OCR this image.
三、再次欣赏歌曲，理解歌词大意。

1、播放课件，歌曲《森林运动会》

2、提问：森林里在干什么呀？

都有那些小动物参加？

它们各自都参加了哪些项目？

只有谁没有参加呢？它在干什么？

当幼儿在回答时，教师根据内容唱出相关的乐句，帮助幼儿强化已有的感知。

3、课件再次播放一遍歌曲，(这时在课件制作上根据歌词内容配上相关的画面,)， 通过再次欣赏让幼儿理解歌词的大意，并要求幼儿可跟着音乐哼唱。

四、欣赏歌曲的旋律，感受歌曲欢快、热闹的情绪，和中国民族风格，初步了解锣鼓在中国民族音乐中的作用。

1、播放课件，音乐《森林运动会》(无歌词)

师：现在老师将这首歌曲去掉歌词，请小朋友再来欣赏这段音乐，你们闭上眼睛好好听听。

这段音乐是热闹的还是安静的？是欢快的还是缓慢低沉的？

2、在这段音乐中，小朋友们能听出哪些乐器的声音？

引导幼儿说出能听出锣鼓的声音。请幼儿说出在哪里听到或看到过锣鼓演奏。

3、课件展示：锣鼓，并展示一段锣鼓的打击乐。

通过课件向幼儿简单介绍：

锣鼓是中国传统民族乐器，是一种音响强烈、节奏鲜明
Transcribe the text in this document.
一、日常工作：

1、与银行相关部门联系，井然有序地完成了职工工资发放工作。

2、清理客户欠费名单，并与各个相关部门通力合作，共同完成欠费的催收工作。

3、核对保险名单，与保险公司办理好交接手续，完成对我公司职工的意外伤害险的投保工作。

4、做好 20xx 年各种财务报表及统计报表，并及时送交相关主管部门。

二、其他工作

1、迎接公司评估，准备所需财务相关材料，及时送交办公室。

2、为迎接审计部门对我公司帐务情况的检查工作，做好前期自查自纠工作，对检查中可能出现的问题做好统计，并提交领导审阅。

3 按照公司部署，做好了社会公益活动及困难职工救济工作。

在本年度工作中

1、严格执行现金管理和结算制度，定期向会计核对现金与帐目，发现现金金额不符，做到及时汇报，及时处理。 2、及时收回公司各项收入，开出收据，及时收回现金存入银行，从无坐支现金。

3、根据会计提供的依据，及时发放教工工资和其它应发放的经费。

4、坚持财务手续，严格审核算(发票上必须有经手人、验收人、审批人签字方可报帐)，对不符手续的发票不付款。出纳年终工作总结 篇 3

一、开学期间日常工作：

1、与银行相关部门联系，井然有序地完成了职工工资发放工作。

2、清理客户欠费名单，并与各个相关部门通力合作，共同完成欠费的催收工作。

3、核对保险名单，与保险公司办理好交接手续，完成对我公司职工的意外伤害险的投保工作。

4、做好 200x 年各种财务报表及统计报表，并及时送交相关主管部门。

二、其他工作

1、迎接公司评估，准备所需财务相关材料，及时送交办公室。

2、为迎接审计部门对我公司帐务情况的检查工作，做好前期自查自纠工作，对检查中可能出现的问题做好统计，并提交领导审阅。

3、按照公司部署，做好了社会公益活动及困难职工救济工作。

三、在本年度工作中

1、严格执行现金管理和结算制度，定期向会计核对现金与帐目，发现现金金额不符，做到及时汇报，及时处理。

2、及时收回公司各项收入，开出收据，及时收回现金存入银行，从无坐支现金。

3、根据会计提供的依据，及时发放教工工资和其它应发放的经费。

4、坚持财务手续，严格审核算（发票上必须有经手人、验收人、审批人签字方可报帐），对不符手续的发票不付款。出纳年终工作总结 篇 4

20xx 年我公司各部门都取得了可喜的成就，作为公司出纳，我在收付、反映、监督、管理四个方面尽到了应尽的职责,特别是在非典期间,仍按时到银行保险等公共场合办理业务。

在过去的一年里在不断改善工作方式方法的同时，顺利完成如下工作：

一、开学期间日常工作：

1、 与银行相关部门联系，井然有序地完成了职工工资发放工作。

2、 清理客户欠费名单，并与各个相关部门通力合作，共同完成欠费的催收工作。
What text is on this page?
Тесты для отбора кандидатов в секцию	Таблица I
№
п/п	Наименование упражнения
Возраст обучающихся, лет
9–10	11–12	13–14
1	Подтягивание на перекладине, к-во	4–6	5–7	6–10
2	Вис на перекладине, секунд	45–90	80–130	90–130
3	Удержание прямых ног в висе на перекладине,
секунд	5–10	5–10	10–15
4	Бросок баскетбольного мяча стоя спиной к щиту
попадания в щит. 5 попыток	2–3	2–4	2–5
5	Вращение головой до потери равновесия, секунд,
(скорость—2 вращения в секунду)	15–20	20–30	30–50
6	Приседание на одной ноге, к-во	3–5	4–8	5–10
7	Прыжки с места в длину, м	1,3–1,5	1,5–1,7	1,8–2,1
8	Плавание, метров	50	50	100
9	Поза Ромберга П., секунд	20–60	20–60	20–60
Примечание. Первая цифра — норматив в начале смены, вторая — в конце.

What you need to do>
Quote all the records exactly, please, leaving none out.

Written reply>
OCR this image.
三、再次欣赏歌曲，理解歌词大意。

1、播放课件，歌曲《森林运动会》

2、提问：森林里在干什么呀？

都有那些小动物参加？

它们各自都参加了哪些项目？

只有谁没有参加呢？它在干什么？

当幼儿在回答时，教师根据内容唱出相关的乐句，帮助幼儿强化已有的感知。

3、课件再次播放一遍歌曲，(这时在课件制作上根据歌词内容配上相关的画面,)， 通过再次欣赏让幼儿理解歌词的大意，并要求幼儿可跟着音乐哼唱。

四、欣赏歌曲的旋律，感受歌曲欢快、热闹的情绪，和中国民族风格，初步了解锣鼓在中国民族音乐中的作用。

1、播放课件，音乐《森林运动会》(无歌词)

师：现在老师将这首歌曲去掉歌词，请小朋友再来欣赏这段音乐，你们闭上眼睛好好听听。

这段音乐是热闹的还是安静的？是欢快的还是缓慢低沉的？

2、在这段音乐中，小朋友们能听出哪些乐器的声音？

引导幼儿说出能听出锣鼓的声音。请幼儿说出在哪里听到或看到过锣鼓演奏。

3、课件展示：锣鼓，并展示一段锣鼓的打击乐。

通过课件向幼儿简单介绍：

锣鼓是中国传统民族乐器，是一种音响强烈、节奏鲜明
Transcribe the text in this document.
一、日常工作：

1、与银行相关部门联系，井然有序地完成了职工工资发放工作。

2、清理客户欠费名单，并与各个相关部门通力合作，共同完成欠费的催收工作。

3、核对保险名单，与保险公司办理好交接手续，完成对我公司职工的意外伤害险的投保工作。

4、做好 20xx 年各种财务报表及统计报表，并及时送交相关主管部门。

二、其他工作

1、迎接公司评估，准备所需财务相关材料，及时送交办公室。

2、为迎接审计部门对我公司帐务情况的检查工作，做好前期自查自纠工作，对检查中可能出现的问题做好统计，并提交领导审阅。

3 按照公司部署，做好了社会公益活动及困难职工救济工作。

在本年度工作中

1、严格执行现金管理和结算制度，定期向会计核对现金与帐目，发现现金金额不符，做到及时汇报，及时处理。 2、及时收回公司各项收入，开出收据，及时收回现金存入银行，从无坐支现金。

3、根据会计提供的依据，及时发放教工工资和其它应发放的经费。

4、坚持财务手续，严格审核算(发票上必须有经手人、验收人、审批人签字方可报帐)，对不符手续的发票不付款。出纳年终工作总结 篇 3

一、开学期间日常工作：

1、与银行相关部门联系，井然有序地完成了职工工资发放工作。

2、清理客户欠费名单，并与各个相关部门通力合作，共同完成欠费的催收工作。

3、核对保险名单，与保险公司办理好交接手续，完成对我公司职工的意外伤害险的投保工作。

4、做好 200x 年各种财务报表及统计报表，并及时送交相关主管部门。

二、其他工作

1、迎接公司评估，准备所需财务相关材料，及时送交办公室。

2、为迎接审计部门对我公司帐务情况的检查工作，做好前期自查自纠工作，对检查中可能出现的问题做好统计，并提交领导审阅。

3、按照公司部署，做好了社会公益活动及困难职工救济工作。

三、在本年度工作中

1、严格执行现金管理和结算制度，定期向会计核对现金与帐目，发现现金金额不符，做到及时汇报，及时处理。

2、及时收回公司各项收入，开出收据，及时收回现金存入银行，从无坐支现金。

3、根据会计提供的依据，及时发放教工工资和其它应发放的经费。

4、坚持财务手续，严格审核算（发票上必须有经手人、验收人、审批人签字方可报帐），对不符手续的发票不付款。出纳年终工作总结 篇 4

20xx 年我公司各部门都取得了可喜的成就，作为公司出纳，我在收付、反映、监督、管理四个方面尽到了应尽的职责,特别是在非典期间,仍按时到银行保险等公共场合办理业务。

在过去的一年里在不断改善工作方式方法的同时，顺利完成如下工作：

一、开学期间日常工作：

1、 与银行相关部门联系，井然有序地完成了职工工资发放工作。

2、 清理客户欠费名单，并与各个相关部门通力合作，共同完成欠费的催收工作。
What text is on this page?
Тесты для отбора кандидатов в секцию	Таблица I
№
п/п	Наименование упражнения
Возраст обучающихся, лет
9–10	11–12	13–14
1	Подтягивание на перекладине, к-во	4–6	5–7	6–10
2	Вис на перекладине, секунд	45–90	80–130	90–130
3	Удержание прямых ног в висе на перекладине,
секунд	5–10	5–10	10–15
4	Бросок баскетбольного мяча стоя спиной к щиту
попадания в щит. 5 попыток	2–3	2–4	2–5
5	Вращение головой до потери равновесия, секунд,
(скорость—2 вращения в секунду)	15–20	20–30	30–50
6	Приседание на одной ноге, к-во	3–5	4–8	5–10
7	Прыжки с места в длину, м	1,3–1,5	1,5–1,7	1,8–2,1
8	Плавание, метров	50	50	100
9	Поза Ромберга П., секунд	20–60	20–60	20–60
Примечание. Первая цифра — норматив в начале смены, вторая — в конце.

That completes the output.